# New diaphragms needed-maybe.



## Imagewerx (Nov 30, 2012)

I've got a pair of Image Dynamics CD2 comps in my car that I've had for a few years now.I bought them second hand and one of them has always suffered from the voice coil partly separating from the diaphragm,it's fixed for a while with a tiny dab of superglue but always comes unstuck again a couple of times a year.

As Image Dynamics don't seem to be doing HLCDs now,I would guess they don't carry spares for these any more.I found a picture some time ago of some identical compression drivers (or at least they looked identical) with one of the more well known compression driver manufacturers names on them.I can't find this now,so does anyone know who originally made these drivers,and if I can still get replacement diaphragms for them?

Or is there an alternative driver I can use on my horns? I can't go any larger diameter as the left hand one is already touching the firewall,but I can go slightly deeper if needed.





Apart from this very old photo the previous owner sent me,this is the only one I can find that shows the outside of the drivers.


----------



## Eric Stevens (Dec 29, 2007)

I am still providing support and spare parts for these and have the diaphragms for them available.

Contact me by PM and we get this taken care of.

Eric Stevens


----------



## roduk (Sep 19, 2008)

Eric's got it sorted


----------



## Imagewerx (Nov 30, 2012)

roduk said:


> Eric's got it sorted


I saw what you did there:laugh4:.


----------

- **WORK TO DO**:
(a) In the thread on replacement diaphragms, why can't the horns take a driver of larger diameter?
(b) Repeat the thread on replacement diaphragms from "# New diaphragms" up to and including "times a year.".

- **SOURCE MATERIAL**:
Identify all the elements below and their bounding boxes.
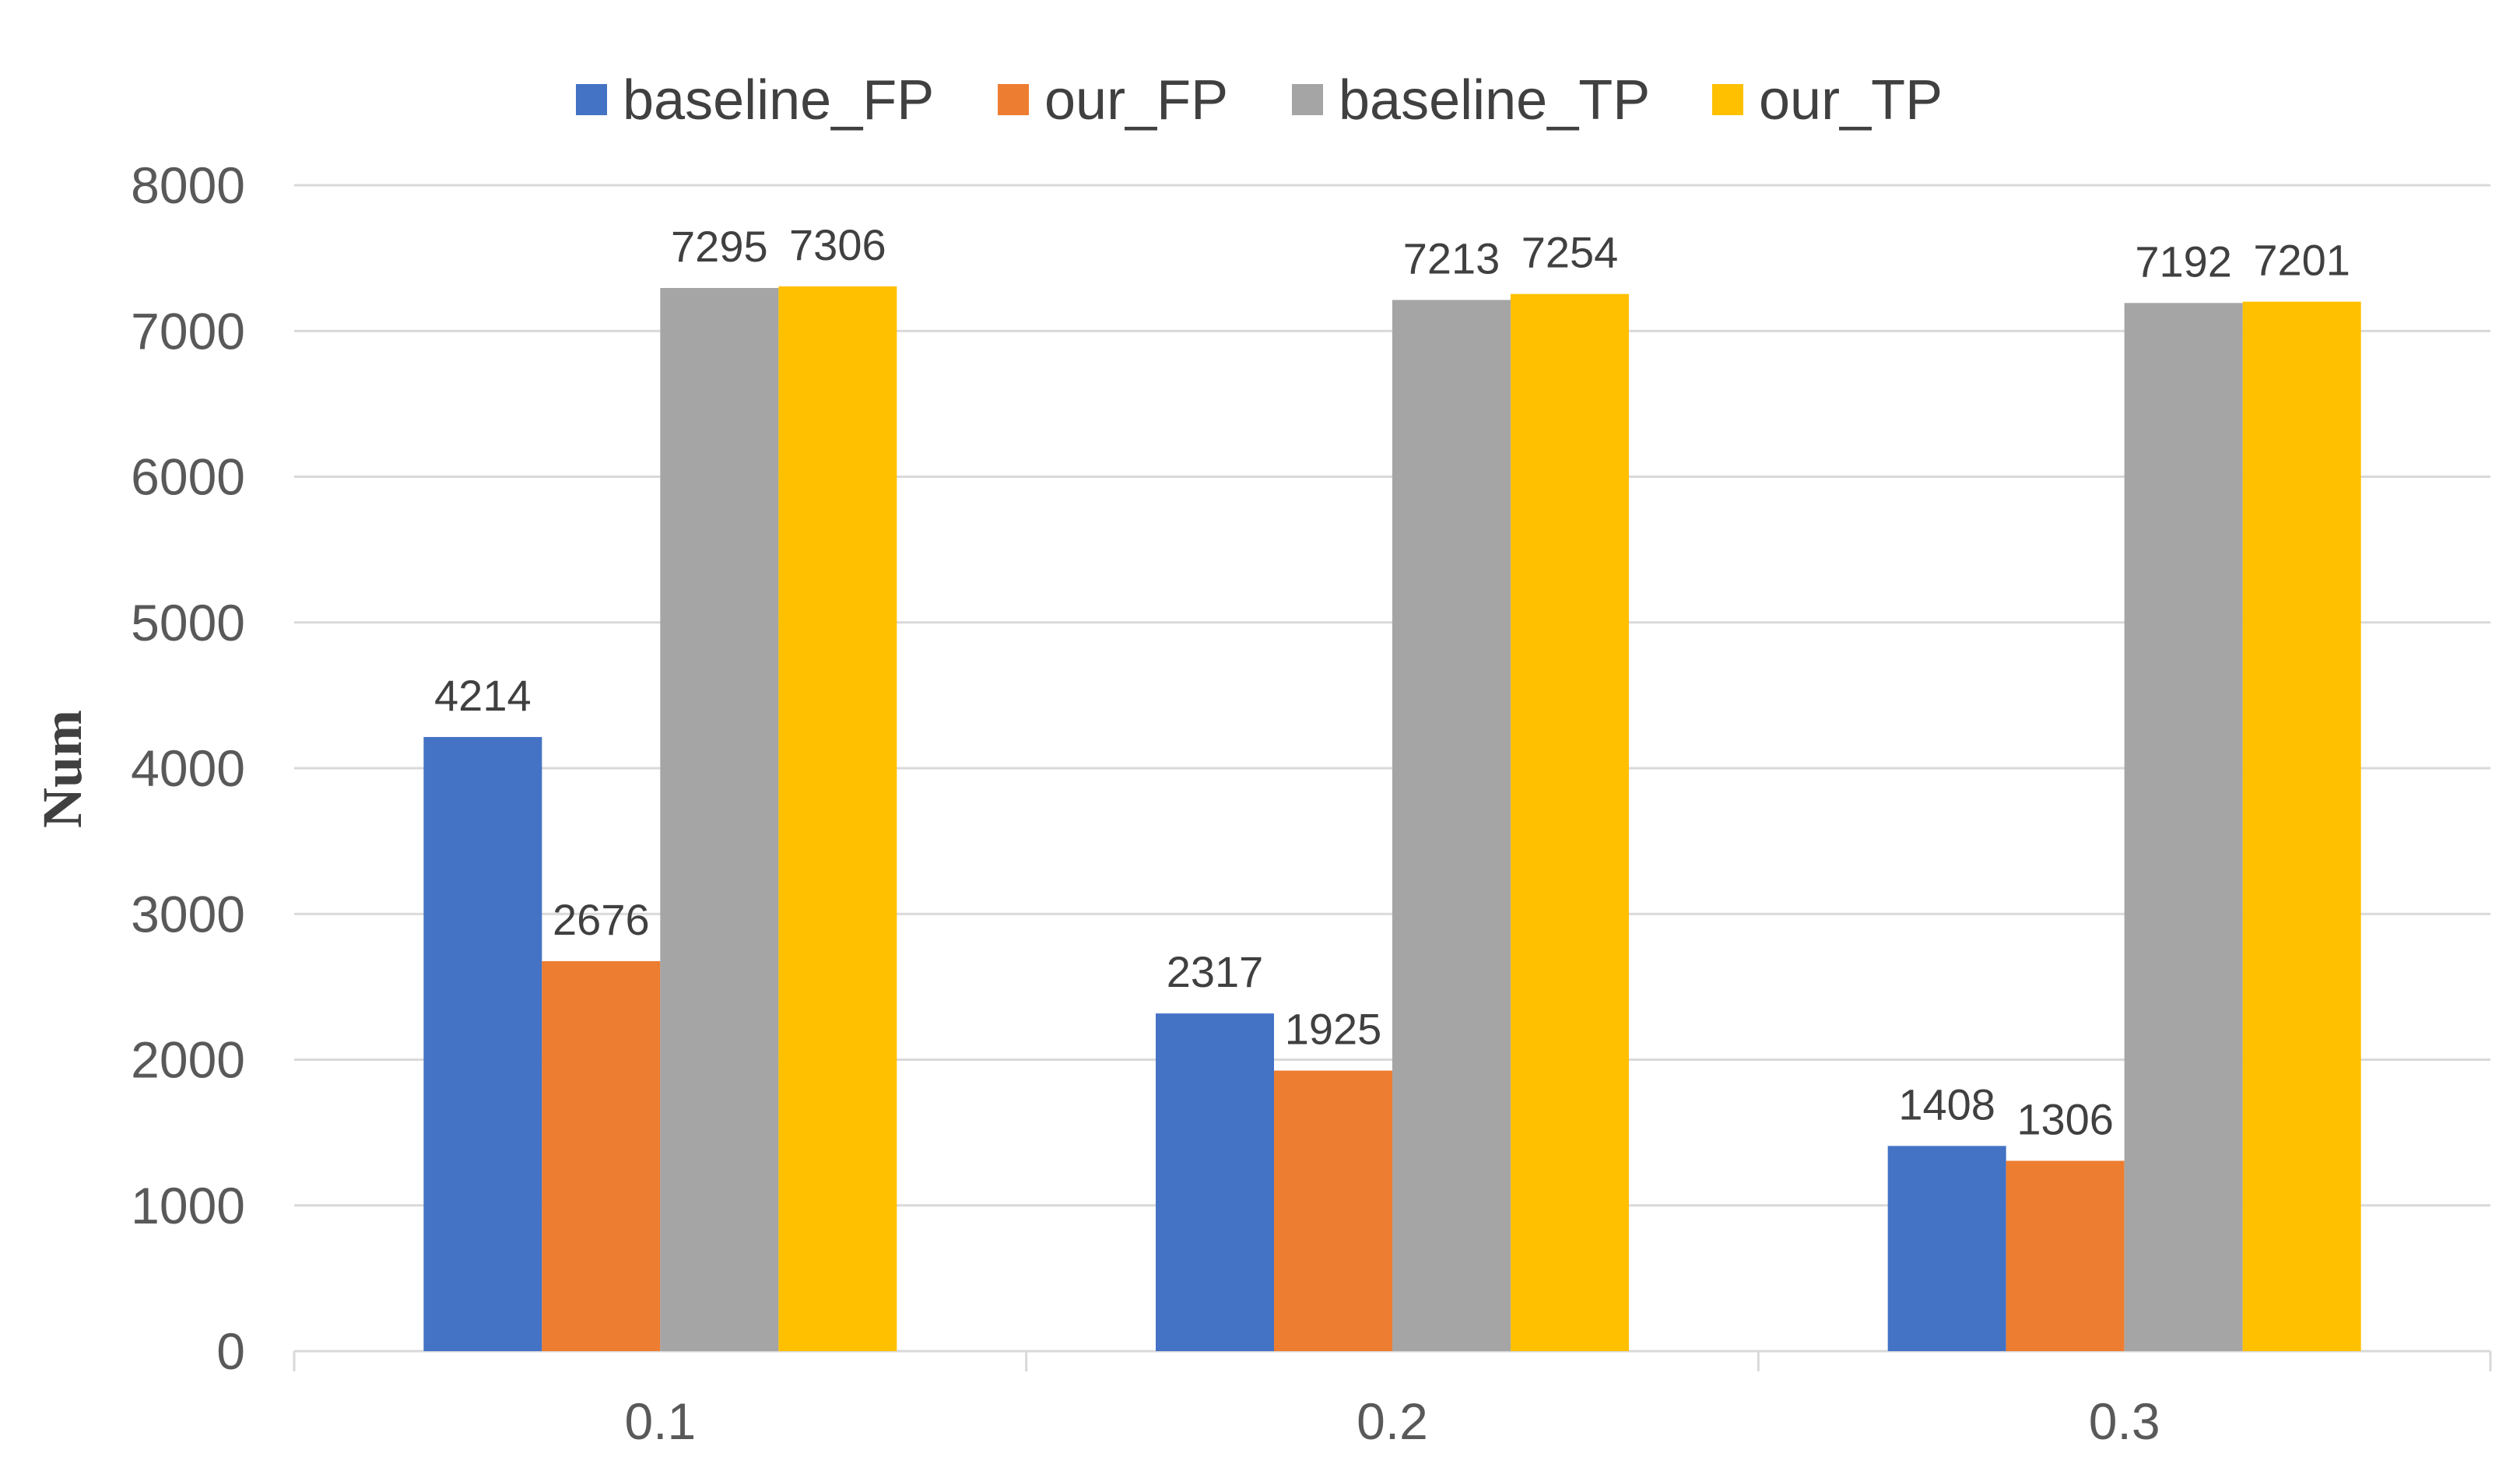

- **SOLUTIONS**:
(a) The left-hand one is already touching the firewall.

(b)
# New diaphragms needed-maybe.



## Imagewerx (Nov 30, 2012)

I've got a pair of Image Dynamics CD2 comps in my car that I've had for a few years now.I bought them second hand and one of them has always suffered from the voice coil partly separating from the diaphragm,it's fixed for a while with a tiny dab of superglue but always comes unstuck again a couple of times a year.